-- INFORMATION SHOWN --
═══

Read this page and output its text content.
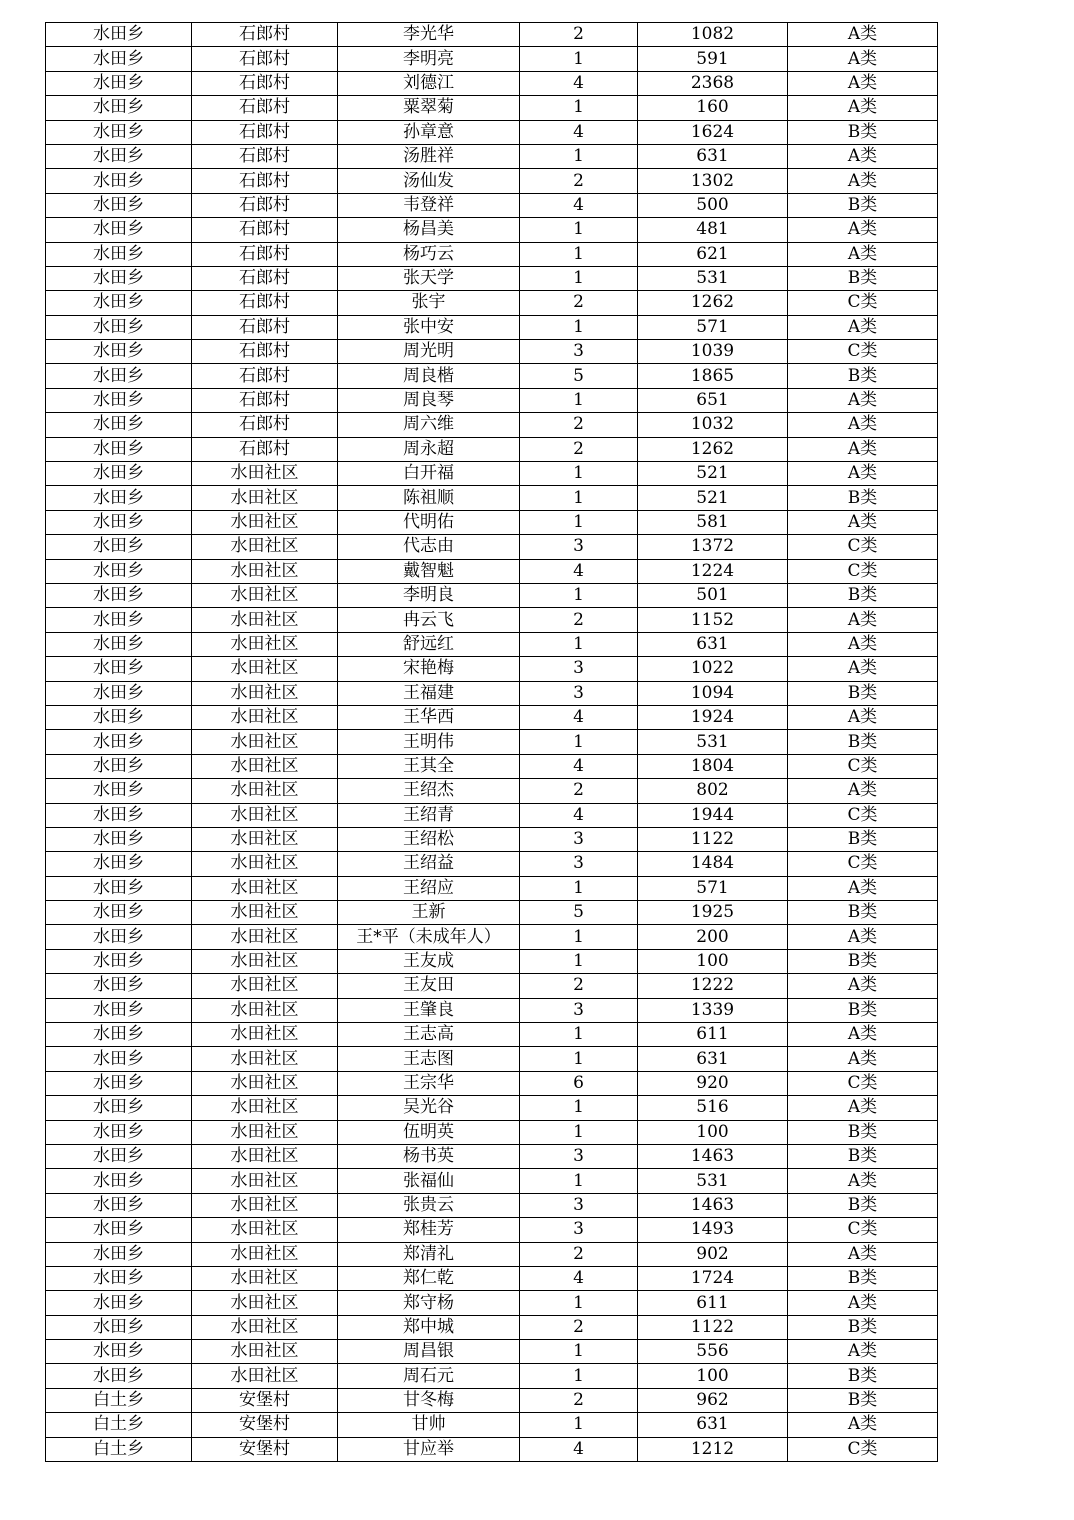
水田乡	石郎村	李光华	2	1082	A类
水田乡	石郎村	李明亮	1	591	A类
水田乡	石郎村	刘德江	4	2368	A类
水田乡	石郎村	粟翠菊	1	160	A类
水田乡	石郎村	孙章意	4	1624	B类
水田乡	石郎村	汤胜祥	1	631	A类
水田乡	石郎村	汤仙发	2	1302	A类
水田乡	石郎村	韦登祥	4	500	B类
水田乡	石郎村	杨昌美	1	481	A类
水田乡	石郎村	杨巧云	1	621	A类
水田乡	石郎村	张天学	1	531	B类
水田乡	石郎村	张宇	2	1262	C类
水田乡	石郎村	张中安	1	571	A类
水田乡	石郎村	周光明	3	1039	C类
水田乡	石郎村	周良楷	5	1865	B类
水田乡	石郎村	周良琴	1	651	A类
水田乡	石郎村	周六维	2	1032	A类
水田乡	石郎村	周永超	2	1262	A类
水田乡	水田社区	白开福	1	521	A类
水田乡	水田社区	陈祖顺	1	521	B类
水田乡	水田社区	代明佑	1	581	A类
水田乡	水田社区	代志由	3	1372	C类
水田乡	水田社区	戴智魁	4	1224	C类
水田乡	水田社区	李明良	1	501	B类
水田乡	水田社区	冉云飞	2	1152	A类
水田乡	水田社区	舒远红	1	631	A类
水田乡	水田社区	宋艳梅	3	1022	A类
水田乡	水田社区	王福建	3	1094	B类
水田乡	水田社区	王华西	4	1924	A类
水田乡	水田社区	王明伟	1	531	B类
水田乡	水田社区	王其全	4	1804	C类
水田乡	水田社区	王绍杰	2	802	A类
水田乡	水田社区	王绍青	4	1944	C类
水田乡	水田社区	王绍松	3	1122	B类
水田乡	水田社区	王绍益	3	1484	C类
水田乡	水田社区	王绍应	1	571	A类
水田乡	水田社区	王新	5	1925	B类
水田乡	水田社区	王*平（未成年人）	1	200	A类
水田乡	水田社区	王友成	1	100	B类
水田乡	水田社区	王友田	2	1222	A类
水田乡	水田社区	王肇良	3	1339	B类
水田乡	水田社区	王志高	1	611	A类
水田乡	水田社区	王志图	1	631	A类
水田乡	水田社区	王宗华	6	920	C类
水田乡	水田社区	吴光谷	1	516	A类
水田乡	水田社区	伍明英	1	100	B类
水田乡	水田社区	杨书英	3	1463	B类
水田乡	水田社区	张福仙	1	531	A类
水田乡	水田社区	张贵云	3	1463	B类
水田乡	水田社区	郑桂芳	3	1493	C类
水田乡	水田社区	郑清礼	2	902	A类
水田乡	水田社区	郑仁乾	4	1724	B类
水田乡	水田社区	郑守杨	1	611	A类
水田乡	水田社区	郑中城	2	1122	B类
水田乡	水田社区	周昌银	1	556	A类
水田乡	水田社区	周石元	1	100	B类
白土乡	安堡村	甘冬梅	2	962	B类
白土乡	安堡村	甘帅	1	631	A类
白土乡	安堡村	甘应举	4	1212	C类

═══

-- AIM OF THE EXERCISE --
Pictures don't belong in the copy. Restate all the entries exactly.

-- SOLVED EXERCISE --
Read this page and output its text content.
水田乡	石郎村	李光华	2	1082	A类
水田乡	石郎村	李明亮	1	591	A类
水田乡	石郎村	刘德江	4	2368	A类
水田乡	石郎村	粟翠菊	1	160	A类
水田乡	石郎村	孙章意	4	1624	B类
水田乡	石郎村	汤胜祥	1	631	A类
水田乡	石郎村	汤仙发	2	1302	A类
水田乡	石郎村	韦登祥	4	500	B类
水田乡	石郎村	杨昌美	1	481	A类
水田乡	石郎村	杨巧云	1	621	A类
水田乡	石郎村	张天学	1	531	B类
水田乡	石郎村	张宇	2	1262	C类
水田乡	石郎村	张中安	1	571	A类
水田乡	石郎村	周光明	3	1039	C类
水田乡	石郎村	周良楷	5	1865	B类
水田乡	石郎村	周良琴	1	651	A类
水田乡	石郎村	周六维	2	1032	A类
水田乡	石郎村	周永超	2	1262	A类
水田乡	水田社区	白开福	1	521	A类
水田乡	水田社区	陈祖顺	1	521	B类
水田乡	水田社区	代明佑	1	581	A类
水田乡	水田社区	代志由	3	1372	C类
水田乡	水田社区	戴智魁	4	1224	C类
水田乡	水田社区	李明良	1	501	B类
水田乡	水田社区	冉云飞	2	1152	A类
水田乡	水田社区	舒远红	1	631	A类
水田乡	水田社区	宋艳梅	3	1022	A类
水田乡	水田社区	王福建	3	1094	B类
水田乡	水田社区	王华西	4	1924	A类
水田乡	水田社区	王明伟	1	531	B类
水田乡	水田社区	王其全	4	1804	C类
水田乡	水田社区	王绍杰	2	802	A类
水田乡	水田社区	王绍青	4	1944	C类
水田乡	水田社区	王绍松	3	1122	B类
水田乡	水田社区	王绍益	3	1484	C类
水田乡	水田社区	王绍应	1	571	A类
水田乡	水田社区	王新	5	1925	B类
水田乡	水田社区	王*平（未成年人）	1	200	A类
水田乡	水田社区	王友成	1	100	B类
水田乡	水田社区	王友田	2	1222	A类
水田乡	水田社区	王肇良	3	1339	B类
水田乡	水田社区	王志高	1	611	A类
水田乡	水田社区	王志图	1	631	A类
水田乡	水田社区	王宗华	6	920	C类
水田乡	水田社区	吴光谷	1	516	A类
水田乡	水田社区	伍明英	1	100	B类
水田乡	水田社区	杨书英	3	1463	B类
水田乡	水田社区	张福仙	1	531	A类
水田乡	水田社区	张贵云	3	1463	B类
水田乡	水田社区	郑桂芳	3	1493	C类
水田乡	水田社区	郑清礼	2	902	A类
水田乡	水田社区	郑仁乾	4	1724	B类
水田乡	水田社区	郑守杨	1	611	A类
水田乡	水田社区	郑中城	2	1122	B类
水田乡	水田社区	周昌银	1	556	A类
水田乡	水田社区	周石元	1	100	B类
白土乡	安堡村	甘冬梅	2	962	B类
白土乡	安堡村	甘帅	1	631	A类
白土乡	安堡村	甘应举	4	1212	C类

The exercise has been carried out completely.